[Start of Exercise input]

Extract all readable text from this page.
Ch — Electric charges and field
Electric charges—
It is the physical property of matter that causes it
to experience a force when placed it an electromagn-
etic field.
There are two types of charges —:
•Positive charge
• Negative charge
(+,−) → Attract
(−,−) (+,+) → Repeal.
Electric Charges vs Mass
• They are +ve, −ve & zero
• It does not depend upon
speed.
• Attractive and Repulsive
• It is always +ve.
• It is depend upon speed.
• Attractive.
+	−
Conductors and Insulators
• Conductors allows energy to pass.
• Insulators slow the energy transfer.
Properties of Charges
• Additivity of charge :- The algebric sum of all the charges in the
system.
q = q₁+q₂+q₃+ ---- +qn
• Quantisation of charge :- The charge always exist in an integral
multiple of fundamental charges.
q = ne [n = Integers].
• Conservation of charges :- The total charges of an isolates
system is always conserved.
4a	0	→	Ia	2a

[End of Exercise input]
[Start of Exercise input]

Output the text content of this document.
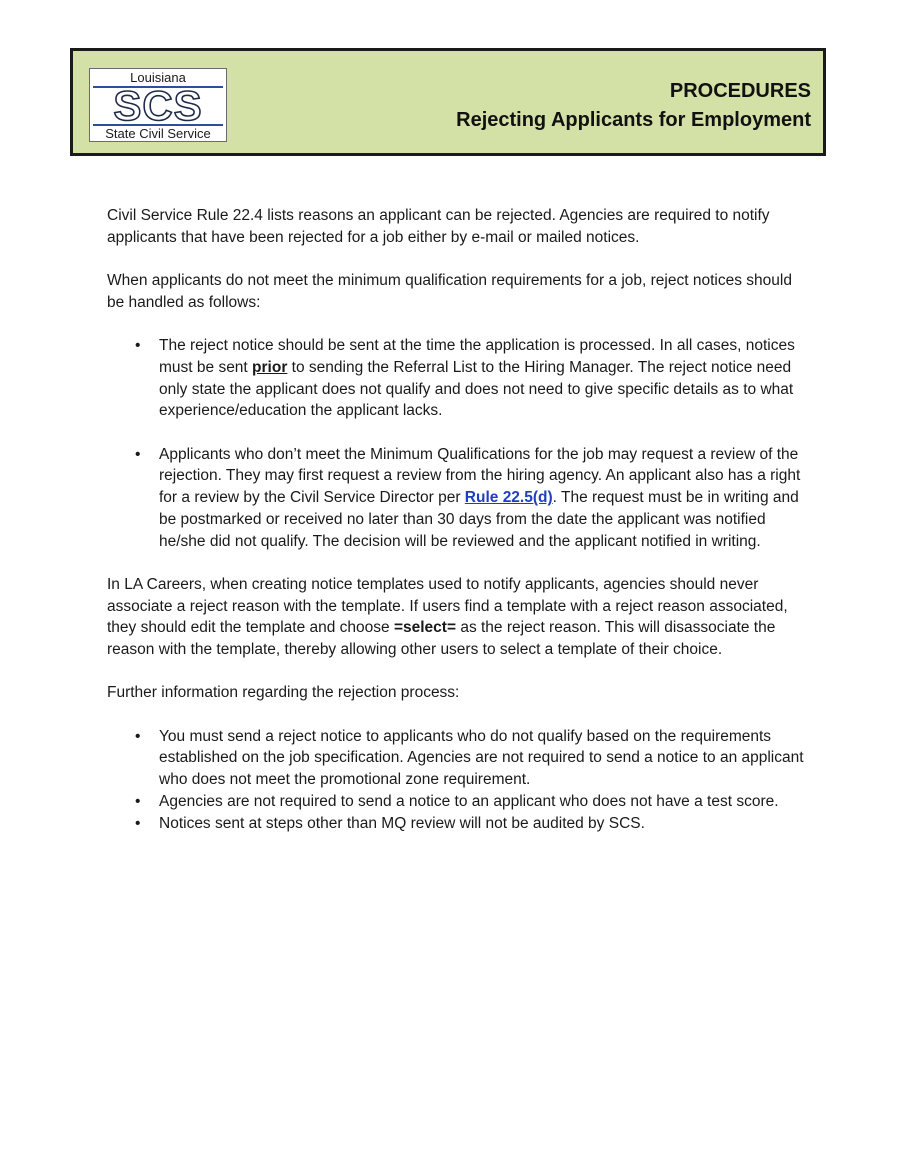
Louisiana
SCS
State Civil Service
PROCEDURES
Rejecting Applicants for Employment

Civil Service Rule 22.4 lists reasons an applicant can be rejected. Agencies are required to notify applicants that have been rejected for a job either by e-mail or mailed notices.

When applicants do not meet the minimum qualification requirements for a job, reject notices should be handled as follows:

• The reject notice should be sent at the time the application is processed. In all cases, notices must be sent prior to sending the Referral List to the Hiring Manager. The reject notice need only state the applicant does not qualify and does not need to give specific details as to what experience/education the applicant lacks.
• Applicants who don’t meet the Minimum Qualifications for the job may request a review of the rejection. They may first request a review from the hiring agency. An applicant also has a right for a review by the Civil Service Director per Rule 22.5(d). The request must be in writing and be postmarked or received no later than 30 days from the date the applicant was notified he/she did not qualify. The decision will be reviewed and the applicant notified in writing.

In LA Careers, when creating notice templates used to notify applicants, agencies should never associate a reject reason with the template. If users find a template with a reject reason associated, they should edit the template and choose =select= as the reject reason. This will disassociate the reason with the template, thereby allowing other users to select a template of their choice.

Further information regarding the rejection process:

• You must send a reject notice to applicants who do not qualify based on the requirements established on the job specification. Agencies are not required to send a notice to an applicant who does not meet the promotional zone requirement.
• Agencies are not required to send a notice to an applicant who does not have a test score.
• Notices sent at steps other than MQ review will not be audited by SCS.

[End of Exercise input]
[Start of Exercise input]

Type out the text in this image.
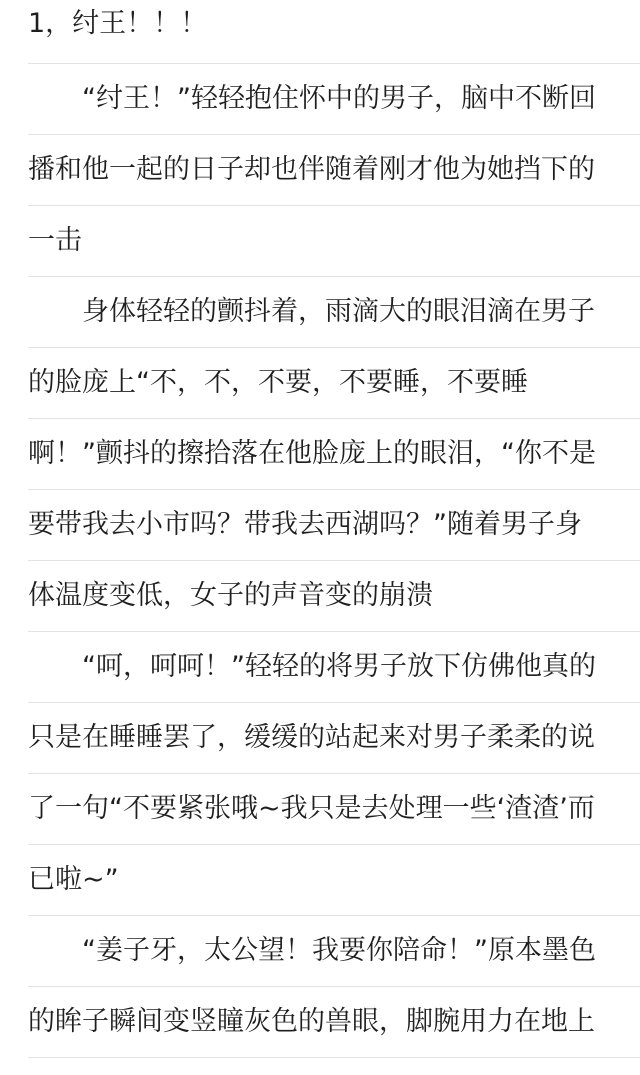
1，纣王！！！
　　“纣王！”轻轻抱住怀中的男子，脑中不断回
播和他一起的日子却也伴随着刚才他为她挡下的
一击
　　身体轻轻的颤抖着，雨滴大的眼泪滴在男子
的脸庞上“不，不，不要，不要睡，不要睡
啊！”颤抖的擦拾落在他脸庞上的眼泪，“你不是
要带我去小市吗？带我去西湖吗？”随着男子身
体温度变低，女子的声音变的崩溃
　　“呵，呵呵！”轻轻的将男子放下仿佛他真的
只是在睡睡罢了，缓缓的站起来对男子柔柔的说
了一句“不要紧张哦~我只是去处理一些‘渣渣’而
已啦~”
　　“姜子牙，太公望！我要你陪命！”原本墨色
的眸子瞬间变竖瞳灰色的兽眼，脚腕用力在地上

[End of Exercise input]

**Short exercise:**
Copy each line in the data that holds the word "Electric".

**Correct response:**
Ch — Electric charges and field
Electric charges—
Electric Charges vs Mass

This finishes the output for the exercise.